#### Collected data entries
^^^^

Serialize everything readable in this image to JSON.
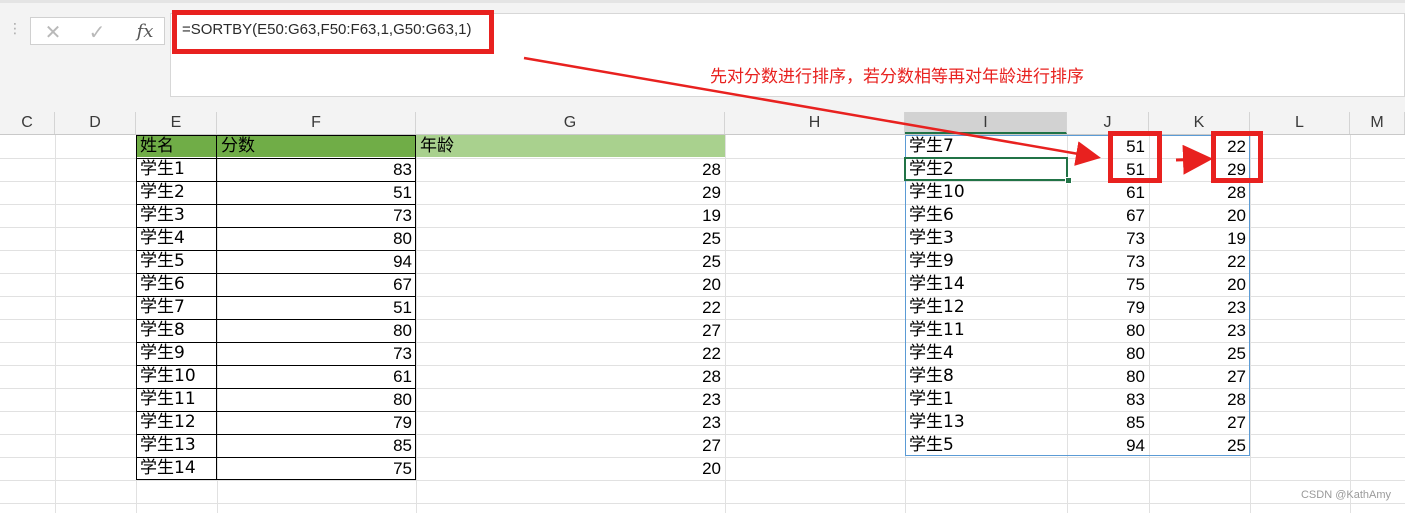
{
  "formula_bar": {
    "cancel_icon": "✕",
    "enter_icon": "✓",
    "fx_label": "fx",
    "formula": "=SORTBY(E50:G63,F50:F63,1,G50:G63,1)"
  },
  "annotation": "先对分数进行排序，若分数相等再对年龄进行排序",
  "columns": [
    "C",
    "D",
    "E",
    "F",
    "G",
    "H",
    "I",
    "J",
    "K",
    "L",
    "M"
  ],
  "selected_column": "I",
  "source_table": {
    "headers": [
      "姓名",
      "分数",
      "年龄"
    ],
    "rows": [
      [
        "学生1",
        "83",
        "28"
      ],
      [
        "学生2",
        "51",
        "29"
      ],
      [
        "学生3",
        "73",
        "19"
      ],
      [
        "学生4",
        "80",
        "25"
      ],
      [
        "学生5",
        "94",
        "25"
      ],
      [
        "学生6",
        "67",
        "20"
      ],
      [
        "学生7",
        "51",
        "22"
      ],
      [
        "学生8",
        "80",
        "27"
      ],
      [
        "学生9",
        "73",
        "22"
      ],
      [
        "学生10",
        "61",
        "28"
      ],
      [
        "学生11",
        "80",
        "23"
      ],
      [
        "学生12",
        "79",
        "23"
      ],
      [
        "学生13",
        "85",
        "27"
      ],
      [
        "学生14",
        "75",
        "20"
      ]
    ]
  },
  "sorted_table": {
    "rows": [
      [
        "学生7",
        "51",
        "22"
      ],
      [
        "学生2",
        "51",
        "29"
      ],
      [
        "学生10",
        "61",
        "28"
      ],
      [
        "学生6",
        "67",
        "20"
      ],
      [
        "学生3",
        "73",
        "19"
      ],
      [
        "学生9",
        "73",
        "22"
      ],
      [
        "学生14",
        "75",
        "20"
      ],
      [
        "学生12",
        "79",
        "23"
      ],
      [
        "学生11",
        "80",
        "23"
      ],
      [
        "学生4",
        "80",
        "25"
      ],
      [
        "学生8",
        "80",
        "27"
      ],
      [
        "学生1",
        "83",
        "28"
      ],
      [
        "学生13",
        "85",
        "27"
      ],
      [
        "学生5",
        "94",
        "25"
      ]
    ]
  },
  "colors": {
    "highlight_red": "#e8211f",
    "header_green_dark": "#70ad47",
    "header_green_light": "#a9d18e",
    "spill_border_blue": "#5b9bd5",
    "active_cell_green": "#217346"
  },
  "watermark": "CSDN @KathAmy"
}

^^^^

#### WHAT YOU ARE ASKED TO DO
Your job is to transcribe the entries above exactly; skip the pictures.

#### FINISHED EXERCISE
Serialize everything readable in this image to JSON.
{
  "formula_bar": {
    "cancel_icon": "✕",
    "enter_icon": "✓",
    "fx_label": "fx",
    "formula": "=SORTBY(E50:G63,F50:F63,1,G50:G63,1)"
  },
  "annotation": "先对分数进行排序，若分数相等再对年龄进行排序",
  "columns": [
    "C",
    "D",
    "E",
    "F",
    "G",
    "H",
    "I",
    "J",
    "K",
    "L",
    "M"
  ],
  "selected_column": "I",
  "source_table": {
    "headers": [
      "姓名",
      "分数",
      "年龄"
    ],
    "rows": [
      [
        "学生1",
        "83",
        "28"
      ],
      [
        "学生2",
        "51",
        "29"
      ],
      [
        "学生3",
        "73",
        "19"
      ],
      [
        "学生4",
        "80",
        "25"
      ],
      [
        "学生5",
        "94",
        "25"
      ],
      [
        "学生6",
        "67",
        "20"
      ],
      [
        "学生7",
        "51",
        "22"
      ],
      [
        "学生8",
        "80",
        "27"
      ],
      [
        "学生9",
        "73",
        "22"
      ],
      [
        "学生10",
        "61",
        "28"
      ],
      [
        "学生11",
        "80",
        "23"
      ],
      [
        "学生12",
        "79",
        "23"
      ],
      [
        "学生13",
        "85",
        "27"
      ],
      [
        "学生14",
        "75",
        "20"
      ]
    ]
  },
  "sorted_table": {
    "rows": [
      [
        "学生7",
        "51",
        "22"
      ],
      [
        "学生2",
        "51",
        "29"
      ],
      [
        "学生10",
        "61",
        "28"
      ],
      [
        "学生6",
        "67",
        "20"
      ],
      [
        "学生3",
        "73",
        "19"
      ],
      [
        "学生9",
        "73",
        "22"
      ],
      [
        "学生14",
        "75",
        "20"
      ],
      [
        "学生12",
        "79",
        "23"
      ],
      [
        "学生11",
        "80",
        "23"
      ],
      [
        "学生4",
        "80",
        "25"
      ],
      [
        "学生8",
        "80",
        "27"
      ],
      [
        "学生1",
        "83",
        "28"
      ],
      [
        "学生13",
        "85",
        "27"
      ],
      [
        "学生5",
        "94",
        "25"
      ]
    ]
  },
  "colors": {
    "highlight_red": "#e8211f",
    "header_green_dark": "#70ad47",
    "header_green_light": "#a9d18e",
    "spill_border_blue": "#5b9bd5",
    "active_cell_green": "#217346"
  },
  "watermark": "CSDN @KathAmy"
}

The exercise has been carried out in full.